Stated goal → Transcribe all of the material exactly.

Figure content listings
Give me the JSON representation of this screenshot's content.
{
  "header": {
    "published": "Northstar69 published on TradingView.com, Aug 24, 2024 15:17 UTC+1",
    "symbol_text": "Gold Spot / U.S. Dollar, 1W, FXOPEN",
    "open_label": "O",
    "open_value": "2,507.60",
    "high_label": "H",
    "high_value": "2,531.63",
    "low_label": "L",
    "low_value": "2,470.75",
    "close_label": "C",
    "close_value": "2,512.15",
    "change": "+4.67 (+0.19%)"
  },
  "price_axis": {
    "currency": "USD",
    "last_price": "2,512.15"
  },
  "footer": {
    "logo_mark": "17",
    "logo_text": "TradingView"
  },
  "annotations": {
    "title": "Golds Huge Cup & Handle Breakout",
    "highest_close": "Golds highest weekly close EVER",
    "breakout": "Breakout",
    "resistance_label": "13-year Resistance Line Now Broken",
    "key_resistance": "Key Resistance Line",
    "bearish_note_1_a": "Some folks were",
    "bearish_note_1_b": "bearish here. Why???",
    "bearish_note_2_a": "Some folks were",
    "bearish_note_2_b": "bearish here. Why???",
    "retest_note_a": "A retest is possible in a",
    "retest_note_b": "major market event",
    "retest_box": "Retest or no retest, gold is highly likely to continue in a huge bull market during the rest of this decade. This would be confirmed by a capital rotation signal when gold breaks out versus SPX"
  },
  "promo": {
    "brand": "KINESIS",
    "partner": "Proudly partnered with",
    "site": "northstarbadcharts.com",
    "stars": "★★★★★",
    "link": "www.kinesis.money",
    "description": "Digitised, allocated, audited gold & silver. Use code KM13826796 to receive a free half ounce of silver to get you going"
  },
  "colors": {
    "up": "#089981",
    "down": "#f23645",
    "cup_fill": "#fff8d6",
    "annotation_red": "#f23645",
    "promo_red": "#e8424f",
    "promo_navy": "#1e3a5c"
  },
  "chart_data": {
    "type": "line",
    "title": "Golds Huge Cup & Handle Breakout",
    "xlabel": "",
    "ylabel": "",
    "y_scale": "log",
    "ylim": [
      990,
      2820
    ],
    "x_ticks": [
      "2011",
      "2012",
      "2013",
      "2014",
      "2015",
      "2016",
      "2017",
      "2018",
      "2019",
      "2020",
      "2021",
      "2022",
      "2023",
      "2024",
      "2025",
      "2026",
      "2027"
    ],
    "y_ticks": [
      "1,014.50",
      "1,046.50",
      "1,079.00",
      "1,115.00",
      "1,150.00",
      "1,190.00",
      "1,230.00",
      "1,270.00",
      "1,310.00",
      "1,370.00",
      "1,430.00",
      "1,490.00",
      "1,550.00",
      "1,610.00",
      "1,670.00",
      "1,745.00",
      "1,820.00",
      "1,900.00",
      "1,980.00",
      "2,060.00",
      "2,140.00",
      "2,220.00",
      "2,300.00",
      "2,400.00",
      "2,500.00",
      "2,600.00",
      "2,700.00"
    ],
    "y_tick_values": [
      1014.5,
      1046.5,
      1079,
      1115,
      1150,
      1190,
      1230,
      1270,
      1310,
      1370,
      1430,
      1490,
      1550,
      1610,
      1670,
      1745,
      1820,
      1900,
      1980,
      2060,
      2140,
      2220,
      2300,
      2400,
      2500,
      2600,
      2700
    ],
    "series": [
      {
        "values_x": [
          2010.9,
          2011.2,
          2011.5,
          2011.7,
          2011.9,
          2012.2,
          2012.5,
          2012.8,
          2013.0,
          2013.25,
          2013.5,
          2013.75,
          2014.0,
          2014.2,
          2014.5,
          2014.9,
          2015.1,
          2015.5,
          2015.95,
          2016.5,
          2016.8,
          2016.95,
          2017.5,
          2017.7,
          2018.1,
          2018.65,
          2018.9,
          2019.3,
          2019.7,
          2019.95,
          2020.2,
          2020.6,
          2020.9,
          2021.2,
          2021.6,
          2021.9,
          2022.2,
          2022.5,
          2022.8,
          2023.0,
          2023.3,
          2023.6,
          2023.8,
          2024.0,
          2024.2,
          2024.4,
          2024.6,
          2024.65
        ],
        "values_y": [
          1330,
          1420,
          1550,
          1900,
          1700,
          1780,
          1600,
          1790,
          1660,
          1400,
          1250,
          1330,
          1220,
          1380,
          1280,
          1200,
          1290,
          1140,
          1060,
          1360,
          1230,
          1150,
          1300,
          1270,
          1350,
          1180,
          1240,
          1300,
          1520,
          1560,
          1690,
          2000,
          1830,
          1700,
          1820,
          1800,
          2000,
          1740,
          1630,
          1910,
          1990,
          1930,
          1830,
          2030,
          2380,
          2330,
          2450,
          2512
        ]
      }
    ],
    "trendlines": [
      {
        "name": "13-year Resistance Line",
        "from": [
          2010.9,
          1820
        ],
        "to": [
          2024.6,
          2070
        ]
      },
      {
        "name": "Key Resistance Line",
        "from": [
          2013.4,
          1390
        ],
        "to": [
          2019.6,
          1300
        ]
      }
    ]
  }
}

Answer below →
Give me the JSON representation of this screenshot's content.
{
  "header": {
    "published": "Northstar69 published on TradingView.com, Aug 24, 2024 15:17 UTC+1",
    "symbol_text": "Gold Spot / U.S. Dollar, 1W, FXOPEN",
    "open_label": "O",
    "open_value": "2,507.60",
    "high_label": "H",
    "high_value": "2,531.63",
    "low_label": "L",
    "low_value": "2,470.75",
    "close_label": "C",
    "close_value": "2,512.15",
    "change": "+4.67 (+0.19%)"
  },
  "price_axis": {
    "currency": "USD",
    "last_price": "2,512.15"
  },
  "footer": {
    "logo_mark": "17",
    "logo_text": "TradingView"
  },
  "annotations": {
    "title": "Golds Huge Cup & Handle Breakout",
    "highest_close": "Golds highest weekly close EVER",
    "breakout": "Breakout",
    "resistance_label": "13-year Resistance Line Now Broken",
    "key_resistance": "Key Resistance Line",
    "bearish_note_1_a": "Some folks were",
    "bearish_note_1_b": "bearish here. Why???",
    "bearish_note_2_a": "Some folks were",
    "bearish_note_2_b": "bearish here. Why???",
    "retest_note_a": "A retest is possible in a",
    "retest_note_b": "major market event",
    "retest_box": "Retest or no retest, gold is highly likely to continue in a huge bull market during the rest of this decade. This would be confirmed by a capital rotation signal when gold breaks out versus SPX"
  },
  "promo": {
    "brand": "KINESIS",
    "partner": "Proudly partnered with",
    "site": "northstarbadcharts.com",
    "stars": "★★★★★",
    "link": "www.kinesis.money",
    "description": "Digitised, allocated, audited gold & silver. Use code KM13826796 to receive a free half ounce of silver to get you going"
  },
  "colors": {
    "up": "#089981",
    "down": "#f23645",
    "cup_fill": "#fff8d6",
    "annotation_red": "#f23645",
    "promo_red": "#e8424f",
    "promo_navy": "#1e3a5c"
  },
  "chart_data": {
    "type": "line",
    "title": "Golds Huge Cup & Handle Breakout",
    "xlabel": "",
    "ylabel": "",
    "y_scale": "log",
    "ylim": [
      990,
      2820
    ],
    "x_ticks": [
      "2011",
      "2012",
      "2013",
      "2014",
      "2015",
      "2016",
      "2017",
      "2018",
      "2019",
      "2020",
      "2021",
      "2022",
      "2023",
      "2024",
      "2025",
      "2026",
      "2027"
    ],
    "y_ticks": [
      "1,014.50",
      "1,046.50",
      "1,079.00",
      "1,115.00",
      "1,150.00",
      "1,190.00",
      "1,230.00",
      "1,270.00",
      "1,310.00",
      "1,370.00",
      "1,430.00",
      "1,490.00",
      "1,550.00",
      "1,610.00",
      "1,670.00",
      "1,745.00",
      "1,820.00",
      "1,900.00",
      "1,980.00",
      "2,060.00",
      "2,140.00",
      "2,220.00",
      "2,300.00",
      "2,400.00",
      "2,500.00",
      "2,600.00",
      "2,700.00"
    ],
    "y_tick_values": [
      1014.5,
      1046.5,
      1079,
      1115,
      1150,
      1190,
      1230,
      1270,
      1310,
      1370,
      1430,
      1490,
      1550,
      1610,
      1670,
      1745,
      1820,
      1900,
      1980,
      2060,
      2140,
      2220,
      2300,
      2400,
      2500,
      2600,
      2700
    ],
    "series": [
      {
        "values_x": [
          2010.9,
          2011.2,
          2011.5,
          2011.7,
          2011.9,
          2012.2,
          2012.5,
          2012.8,
          2013.0,
          2013.25,
          2013.5,
          2013.75,
          2014.0,
          2014.2,
          2014.5,
          2014.9,
          2015.1,
          2015.5,
          2015.95,
          2016.5,
          2016.8,
          2016.95,
          2017.5,
          2017.7,
          2018.1,
          2018.65,
          2018.9,
          2019.3,
          2019.7,
          2019.95,
          2020.2,
          2020.6,
          2020.9,
          2021.2,
          2021.6,
          2021.9,
          2022.2,
          2022.5,
          2022.8,
          2023.0,
          2023.3,
          2023.6,
          2023.8,
          2024.0,
          2024.2,
          2024.4,
          2024.6,
          2024.65
        ],
        "values_y": [
          1330,
          1420,
          1550,
          1900,
          1700,
          1780,
          1600,
          1790,
          1660,
          1400,
          1250,
          1330,
          1220,
          1380,
          1280,
          1200,
          1290,
          1140,
          1060,
          1360,
          1230,
          1150,
          1300,
          1270,
          1350,
          1180,
          1240,
          1300,
          1520,
          1560,
          1690,
          2000,
          1830,
          1700,
          1820,
          1800,
          2000,
          1740,
          1630,
          1910,
          1990,
          1930,
          1830,
          2030,
          2380,
          2330,
          2450,
          2512
        ]
      }
    ],
    "trendlines": [
      {
        "name": "13-year Resistance Line",
        "from": [
          2010.9,
          1820
        ],
        "to": [
          2024.6,
          2070
        ]
      },
      {
        "name": "Key Resistance Line",
        "from": [
          2013.4,
          1390
        ],
        "to": [
          2019.6,
          1300
        ]
      }
    ]
  }
}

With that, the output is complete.